# Your instructions
Which lines in the records contain the word "title"? List every one of them in full.

** START **

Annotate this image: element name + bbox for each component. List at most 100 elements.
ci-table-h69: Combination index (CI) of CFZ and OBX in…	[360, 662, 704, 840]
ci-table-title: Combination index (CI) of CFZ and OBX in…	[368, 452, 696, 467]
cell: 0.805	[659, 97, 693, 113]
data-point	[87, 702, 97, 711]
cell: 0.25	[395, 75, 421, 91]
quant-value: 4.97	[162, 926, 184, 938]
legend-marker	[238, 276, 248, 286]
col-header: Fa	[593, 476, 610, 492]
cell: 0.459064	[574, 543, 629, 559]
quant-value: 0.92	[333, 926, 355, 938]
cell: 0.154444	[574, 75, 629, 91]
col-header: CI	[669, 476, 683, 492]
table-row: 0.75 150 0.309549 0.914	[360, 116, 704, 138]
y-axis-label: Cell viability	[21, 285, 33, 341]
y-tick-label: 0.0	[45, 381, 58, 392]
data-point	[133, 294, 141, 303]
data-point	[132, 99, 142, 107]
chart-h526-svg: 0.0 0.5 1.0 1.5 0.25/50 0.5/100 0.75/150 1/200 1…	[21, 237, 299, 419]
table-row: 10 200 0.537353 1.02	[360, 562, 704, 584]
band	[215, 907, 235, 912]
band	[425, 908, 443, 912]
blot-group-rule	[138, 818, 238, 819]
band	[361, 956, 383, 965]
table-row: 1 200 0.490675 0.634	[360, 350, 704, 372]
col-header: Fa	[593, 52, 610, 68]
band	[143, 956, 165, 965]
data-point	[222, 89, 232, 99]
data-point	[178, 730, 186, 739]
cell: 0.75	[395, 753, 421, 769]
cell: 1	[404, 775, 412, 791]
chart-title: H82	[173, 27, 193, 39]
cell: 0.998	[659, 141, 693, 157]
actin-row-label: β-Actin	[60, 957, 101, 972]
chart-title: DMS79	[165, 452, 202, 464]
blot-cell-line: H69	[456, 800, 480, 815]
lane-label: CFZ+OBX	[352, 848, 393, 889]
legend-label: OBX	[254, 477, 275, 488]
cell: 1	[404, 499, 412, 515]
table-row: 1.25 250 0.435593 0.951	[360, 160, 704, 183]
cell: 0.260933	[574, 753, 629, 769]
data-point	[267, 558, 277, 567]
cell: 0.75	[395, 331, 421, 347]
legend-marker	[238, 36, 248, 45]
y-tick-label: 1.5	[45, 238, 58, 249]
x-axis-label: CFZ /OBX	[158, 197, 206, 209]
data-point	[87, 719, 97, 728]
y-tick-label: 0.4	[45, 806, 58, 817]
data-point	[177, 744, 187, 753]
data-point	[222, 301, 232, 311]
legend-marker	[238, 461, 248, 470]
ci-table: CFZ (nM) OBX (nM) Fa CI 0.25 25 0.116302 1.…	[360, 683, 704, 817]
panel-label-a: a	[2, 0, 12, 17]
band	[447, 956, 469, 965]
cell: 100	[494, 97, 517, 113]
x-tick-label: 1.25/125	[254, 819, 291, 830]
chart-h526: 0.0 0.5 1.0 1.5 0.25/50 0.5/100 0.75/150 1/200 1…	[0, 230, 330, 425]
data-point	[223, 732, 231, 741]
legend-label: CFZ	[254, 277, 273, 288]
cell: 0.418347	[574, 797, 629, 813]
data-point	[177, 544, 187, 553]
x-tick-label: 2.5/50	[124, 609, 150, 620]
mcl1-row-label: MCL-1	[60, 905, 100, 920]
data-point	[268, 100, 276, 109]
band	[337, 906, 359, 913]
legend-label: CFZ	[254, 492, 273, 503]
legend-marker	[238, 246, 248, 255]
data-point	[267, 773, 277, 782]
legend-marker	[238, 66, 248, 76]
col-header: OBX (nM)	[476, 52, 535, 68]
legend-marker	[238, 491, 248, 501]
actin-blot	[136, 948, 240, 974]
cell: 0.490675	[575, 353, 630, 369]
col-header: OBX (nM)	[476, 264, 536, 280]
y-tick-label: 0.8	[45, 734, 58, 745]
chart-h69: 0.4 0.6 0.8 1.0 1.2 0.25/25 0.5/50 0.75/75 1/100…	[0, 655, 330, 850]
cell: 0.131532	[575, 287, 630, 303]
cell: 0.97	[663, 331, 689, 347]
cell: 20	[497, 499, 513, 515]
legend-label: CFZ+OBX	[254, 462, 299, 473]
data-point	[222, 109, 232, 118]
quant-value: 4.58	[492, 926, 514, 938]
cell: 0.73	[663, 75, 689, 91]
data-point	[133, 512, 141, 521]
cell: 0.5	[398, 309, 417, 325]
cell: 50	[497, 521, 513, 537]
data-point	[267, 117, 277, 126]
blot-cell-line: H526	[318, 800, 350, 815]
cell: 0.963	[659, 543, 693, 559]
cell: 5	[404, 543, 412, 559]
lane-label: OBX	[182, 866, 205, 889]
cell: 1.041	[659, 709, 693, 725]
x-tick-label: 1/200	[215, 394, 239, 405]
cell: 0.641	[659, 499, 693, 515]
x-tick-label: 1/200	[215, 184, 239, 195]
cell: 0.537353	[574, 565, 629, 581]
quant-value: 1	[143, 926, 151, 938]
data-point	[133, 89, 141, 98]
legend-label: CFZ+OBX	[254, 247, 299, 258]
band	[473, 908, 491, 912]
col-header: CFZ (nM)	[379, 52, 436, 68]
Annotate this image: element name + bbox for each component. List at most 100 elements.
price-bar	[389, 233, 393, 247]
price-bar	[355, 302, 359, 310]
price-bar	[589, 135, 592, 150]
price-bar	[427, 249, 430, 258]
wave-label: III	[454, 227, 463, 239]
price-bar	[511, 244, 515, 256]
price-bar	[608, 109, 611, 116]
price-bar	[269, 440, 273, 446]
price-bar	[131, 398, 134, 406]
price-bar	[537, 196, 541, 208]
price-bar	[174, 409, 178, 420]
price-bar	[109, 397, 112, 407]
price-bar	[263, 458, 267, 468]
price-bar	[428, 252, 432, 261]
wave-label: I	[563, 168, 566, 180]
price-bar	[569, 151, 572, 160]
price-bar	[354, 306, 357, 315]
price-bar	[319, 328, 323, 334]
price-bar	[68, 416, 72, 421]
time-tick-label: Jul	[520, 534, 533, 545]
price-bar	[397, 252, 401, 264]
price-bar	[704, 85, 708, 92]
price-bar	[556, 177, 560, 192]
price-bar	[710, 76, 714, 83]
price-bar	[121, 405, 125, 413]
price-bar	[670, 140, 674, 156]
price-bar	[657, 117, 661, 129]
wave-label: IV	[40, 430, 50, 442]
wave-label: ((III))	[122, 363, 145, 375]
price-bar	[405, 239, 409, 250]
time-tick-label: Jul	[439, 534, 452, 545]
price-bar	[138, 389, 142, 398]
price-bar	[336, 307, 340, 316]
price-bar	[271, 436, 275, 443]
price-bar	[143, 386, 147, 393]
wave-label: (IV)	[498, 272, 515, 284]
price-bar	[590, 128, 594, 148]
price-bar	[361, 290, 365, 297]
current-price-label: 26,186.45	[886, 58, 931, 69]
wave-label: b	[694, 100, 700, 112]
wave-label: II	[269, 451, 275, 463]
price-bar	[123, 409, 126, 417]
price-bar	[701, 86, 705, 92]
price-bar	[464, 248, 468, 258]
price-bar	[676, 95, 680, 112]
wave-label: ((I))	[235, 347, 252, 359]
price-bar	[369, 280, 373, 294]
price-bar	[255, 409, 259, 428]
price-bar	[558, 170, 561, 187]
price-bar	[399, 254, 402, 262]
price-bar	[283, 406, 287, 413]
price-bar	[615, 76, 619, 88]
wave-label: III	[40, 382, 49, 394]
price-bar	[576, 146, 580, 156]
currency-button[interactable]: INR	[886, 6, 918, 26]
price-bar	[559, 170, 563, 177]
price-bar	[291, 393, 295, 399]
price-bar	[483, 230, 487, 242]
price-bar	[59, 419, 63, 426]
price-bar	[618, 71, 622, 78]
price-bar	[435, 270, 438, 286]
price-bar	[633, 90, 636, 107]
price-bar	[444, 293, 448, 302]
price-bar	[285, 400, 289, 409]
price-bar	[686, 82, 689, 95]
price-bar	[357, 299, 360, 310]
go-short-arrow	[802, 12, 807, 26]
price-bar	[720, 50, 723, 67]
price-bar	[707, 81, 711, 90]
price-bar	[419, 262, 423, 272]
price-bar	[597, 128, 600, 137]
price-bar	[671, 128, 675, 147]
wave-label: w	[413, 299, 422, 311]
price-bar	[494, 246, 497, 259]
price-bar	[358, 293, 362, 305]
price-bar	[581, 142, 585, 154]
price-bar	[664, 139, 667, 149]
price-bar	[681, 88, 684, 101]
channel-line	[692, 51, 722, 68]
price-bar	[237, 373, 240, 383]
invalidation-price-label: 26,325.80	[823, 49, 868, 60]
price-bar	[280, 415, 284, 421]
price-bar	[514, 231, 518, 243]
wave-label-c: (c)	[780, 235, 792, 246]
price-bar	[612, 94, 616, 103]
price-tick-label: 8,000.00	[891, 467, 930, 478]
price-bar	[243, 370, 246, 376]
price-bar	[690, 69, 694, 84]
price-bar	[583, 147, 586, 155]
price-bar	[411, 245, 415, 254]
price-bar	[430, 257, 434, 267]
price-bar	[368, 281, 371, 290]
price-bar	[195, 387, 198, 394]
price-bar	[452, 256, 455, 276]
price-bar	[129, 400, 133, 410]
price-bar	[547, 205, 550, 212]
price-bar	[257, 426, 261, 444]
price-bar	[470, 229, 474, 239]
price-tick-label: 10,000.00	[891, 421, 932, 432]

** END **

# Answer to this problem
ci-table-title: Combination index (CI) of CFZ and OBX in…	[368, 452, 696, 467]
chart-title: H82	[173, 27, 193, 39]
chart-title: DMS79	[165, 452, 202, 464]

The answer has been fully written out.